What the task asks: Please reproduce every record, keeping each one exactly as written.

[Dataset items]

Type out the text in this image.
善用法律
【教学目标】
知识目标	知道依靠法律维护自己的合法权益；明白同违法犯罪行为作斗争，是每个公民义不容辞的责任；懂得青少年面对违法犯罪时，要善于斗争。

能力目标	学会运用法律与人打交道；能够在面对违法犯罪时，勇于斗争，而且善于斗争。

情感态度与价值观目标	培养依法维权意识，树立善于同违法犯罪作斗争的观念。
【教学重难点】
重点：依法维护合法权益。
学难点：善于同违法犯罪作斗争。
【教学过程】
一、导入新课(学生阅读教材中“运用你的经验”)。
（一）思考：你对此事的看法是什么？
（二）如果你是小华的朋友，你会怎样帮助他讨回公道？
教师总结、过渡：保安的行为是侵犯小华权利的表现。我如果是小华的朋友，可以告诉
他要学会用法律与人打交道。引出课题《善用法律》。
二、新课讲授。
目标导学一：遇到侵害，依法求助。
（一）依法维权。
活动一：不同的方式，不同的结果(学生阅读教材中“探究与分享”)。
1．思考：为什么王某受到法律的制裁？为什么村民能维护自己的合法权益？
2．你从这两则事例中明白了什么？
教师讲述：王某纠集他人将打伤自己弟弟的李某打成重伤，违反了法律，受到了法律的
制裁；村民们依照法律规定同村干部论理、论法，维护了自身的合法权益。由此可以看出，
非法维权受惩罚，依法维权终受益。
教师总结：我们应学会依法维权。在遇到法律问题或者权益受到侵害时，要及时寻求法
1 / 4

Final answer:
Type out the text in this image.
善用法律
【教学目标】
知识目标	知道依靠法律维护自己的合法权益；明白同违法犯罪行为作斗争，是每个公民义不容辞的责任；懂得青少年面对违法犯罪时，要善于斗争。

能力目标	学会运用法律与人打交道；能够在面对违法犯罪时，勇于斗争，而且善于斗争。

情感态度与价值观目标	培养依法维权意识，树立善于同违法犯罪作斗争的观念。
【教学重难点】
重点：依法维护合法权益。
学难点：善于同违法犯罪作斗争。
【教学过程】
一、导入新课(学生阅读教材中“运用你的经验”)。
（一）思考：你对此事的看法是什么？
（二）如果你是小华的朋友，你会怎样帮助他讨回公道？
教师总结、过渡：保安的行为是侵犯小华权利的表现。我如果是小华的朋友，可以告诉
他要学会用法律与人打交道。引出课题《善用法律》。
二、新课讲授。
目标导学一：遇到侵害，依法求助。
（一）依法维权。
活动一：不同的方式，不同的结果(学生阅读教材中“探究与分享”)。
1．思考：为什么王某受到法律的制裁？为什么村民能维护自己的合法权益？
2．你从这两则事例中明白了什么？
教师讲述：王某纠集他人将打伤自己弟弟的李某打成重伤，违反了法律，受到了法律的
制裁；村民们依照法律规定同村干部论理、论法，维护了自身的合法权益。由此可以看出，
非法维权受惩罚，依法维权终受益。
教师总结：我们应学会依法维权。在遇到法律问题或者权益受到侵害时，要及时寻求法
1 / 4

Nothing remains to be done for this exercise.